Data records.
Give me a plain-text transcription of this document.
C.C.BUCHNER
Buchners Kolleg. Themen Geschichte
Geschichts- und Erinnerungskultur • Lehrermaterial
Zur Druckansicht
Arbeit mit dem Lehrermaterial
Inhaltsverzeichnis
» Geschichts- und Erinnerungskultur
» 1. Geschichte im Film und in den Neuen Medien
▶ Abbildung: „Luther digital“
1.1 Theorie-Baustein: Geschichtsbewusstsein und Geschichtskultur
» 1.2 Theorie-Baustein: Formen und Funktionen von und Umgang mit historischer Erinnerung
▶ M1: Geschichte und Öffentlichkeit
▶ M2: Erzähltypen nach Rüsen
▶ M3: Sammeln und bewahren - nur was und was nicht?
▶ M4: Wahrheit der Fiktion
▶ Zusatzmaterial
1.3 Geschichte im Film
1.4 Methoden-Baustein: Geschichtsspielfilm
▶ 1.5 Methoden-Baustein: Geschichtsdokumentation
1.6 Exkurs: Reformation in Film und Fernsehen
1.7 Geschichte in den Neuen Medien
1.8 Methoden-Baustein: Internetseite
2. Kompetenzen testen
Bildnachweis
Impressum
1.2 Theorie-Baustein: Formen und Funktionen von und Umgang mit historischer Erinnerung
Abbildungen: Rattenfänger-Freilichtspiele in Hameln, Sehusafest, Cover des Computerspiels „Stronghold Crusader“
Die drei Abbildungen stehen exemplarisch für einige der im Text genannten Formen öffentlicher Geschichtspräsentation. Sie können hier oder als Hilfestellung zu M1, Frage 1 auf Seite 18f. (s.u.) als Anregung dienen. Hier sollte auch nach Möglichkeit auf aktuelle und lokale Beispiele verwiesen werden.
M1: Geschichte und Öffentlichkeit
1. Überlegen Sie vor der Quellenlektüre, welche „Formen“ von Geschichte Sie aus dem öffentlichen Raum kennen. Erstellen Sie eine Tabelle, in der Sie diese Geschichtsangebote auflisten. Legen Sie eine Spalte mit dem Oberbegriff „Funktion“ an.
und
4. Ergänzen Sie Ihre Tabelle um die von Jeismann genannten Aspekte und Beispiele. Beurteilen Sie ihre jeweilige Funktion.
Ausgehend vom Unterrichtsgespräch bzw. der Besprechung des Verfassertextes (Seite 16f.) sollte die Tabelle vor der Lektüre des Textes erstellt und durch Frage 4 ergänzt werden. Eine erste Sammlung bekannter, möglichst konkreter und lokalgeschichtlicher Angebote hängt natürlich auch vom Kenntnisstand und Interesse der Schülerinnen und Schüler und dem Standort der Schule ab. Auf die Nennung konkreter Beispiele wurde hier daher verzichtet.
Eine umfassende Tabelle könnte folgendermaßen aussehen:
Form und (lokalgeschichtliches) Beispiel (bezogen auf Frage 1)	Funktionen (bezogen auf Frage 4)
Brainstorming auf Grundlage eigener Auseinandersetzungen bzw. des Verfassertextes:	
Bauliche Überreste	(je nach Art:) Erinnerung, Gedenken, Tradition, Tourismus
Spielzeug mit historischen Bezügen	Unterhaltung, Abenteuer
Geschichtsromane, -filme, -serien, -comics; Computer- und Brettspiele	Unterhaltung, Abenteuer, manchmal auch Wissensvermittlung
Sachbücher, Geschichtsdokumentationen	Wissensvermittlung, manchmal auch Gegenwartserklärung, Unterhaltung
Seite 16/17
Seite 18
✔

What to produce.
Type out all of the material again, word for word.

Solved problem.
Give me a plain-text transcription of this document.
C.C.BUCHNER
Buchners Kolleg. Themen Geschichte
Geschichts- und Erinnerungskultur • Lehrermaterial
Zur Druckansicht
Arbeit mit dem Lehrermaterial
Inhaltsverzeichnis
» Geschichts- und Erinnerungskultur
» 1. Geschichte im Film und in den Neuen Medien
▶ Abbildung: „Luther digital“
1.1 Theorie-Baustein: Geschichtsbewusstsein und Geschichtskultur
» 1.2 Theorie-Baustein: Formen und Funktionen von und Umgang mit historischer Erinnerung
▶ M1: Geschichte und Öffentlichkeit
▶ M2: Erzähltypen nach Rüsen
▶ M3: Sammeln und bewahren - nur was und was nicht?
▶ M4: Wahrheit der Fiktion
▶ Zusatzmaterial
1.3 Geschichte im Film
1.4 Methoden-Baustein: Geschichtsspielfilm
▶ 1.5 Methoden-Baustein: Geschichtsdokumentation
1.6 Exkurs: Reformation in Film und Fernsehen
1.7 Geschichte in den Neuen Medien
1.8 Methoden-Baustein: Internetseite
2. Kompetenzen testen
Bildnachweis
Impressum
1.2 Theorie-Baustein: Formen und Funktionen von und Umgang mit historischer Erinnerung
Abbildungen: Rattenfänger-Freilichtspiele in Hameln, Sehusafest, Cover des Computerspiels „Stronghold Crusader“
Die drei Abbildungen stehen exemplarisch für einige der im Text genannten Formen öffentlicher Geschichtspräsentation. Sie können hier oder als Hilfestellung zu M1, Frage 1 auf Seite 18f. (s.u.) als Anregung dienen. Hier sollte auch nach Möglichkeit auf aktuelle und lokale Beispiele verwiesen werden.
M1: Geschichte und Öffentlichkeit
1. Überlegen Sie vor der Quellenlektüre, welche „Formen“ von Geschichte Sie aus dem öffentlichen Raum kennen. Erstellen Sie eine Tabelle, in der Sie diese Geschichtsangebote auflisten. Legen Sie eine Spalte mit dem Oberbegriff „Funktion“ an.
und
4. Ergänzen Sie Ihre Tabelle um die von Jeismann genannten Aspekte und Beispiele. Beurteilen Sie ihre jeweilige Funktion.
Ausgehend vom Unterrichtsgespräch bzw. der Besprechung des Verfassertextes (Seite 16f.) sollte die Tabelle vor der Lektüre des Textes erstellt und durch Frage 4 ergänzt werden. Eine erste Sammlung bekannter, möglichst konkreter und lokalgeschichtlicher Angebote hängt natürlich auch vom Kenntnisstand und Interesse der Schülerinnen und Schüler und dem Standort der Schule ab. Auf die Nennung konkreter Beispiele wurde hier daher verzichtet.
Eine umfassende Tabelle könnte folgendermaßen aussehen:
Form und (lokalgeschichtliches) Beispiel (bezogen auf Frage 1)	Funktionen (bezogen auf Frage 4)
Brainstorming auf Grundlage eigener Auseinandersetzungen bzw. des Verfassertextes:	
Bauliche Überreste	(je nach Art:) Erinnerung, Gedenken, Tradition, Tourismus
Spielzeug mit historischen Bezügen	Unterhaltung, Abenteuer
Geschichtsromane, -filme, -serien, -comics; Computer- und Brettspiele	Unterhaltung, Abenteuer, manchmal auch Wissensvermittlung
Sachbücher, Geschichtsdokumentationen	Wissensvermittlung, manchmal auch Gegenwartserklärung, Unterhaltung
Seite 16/17
Seite 18
✔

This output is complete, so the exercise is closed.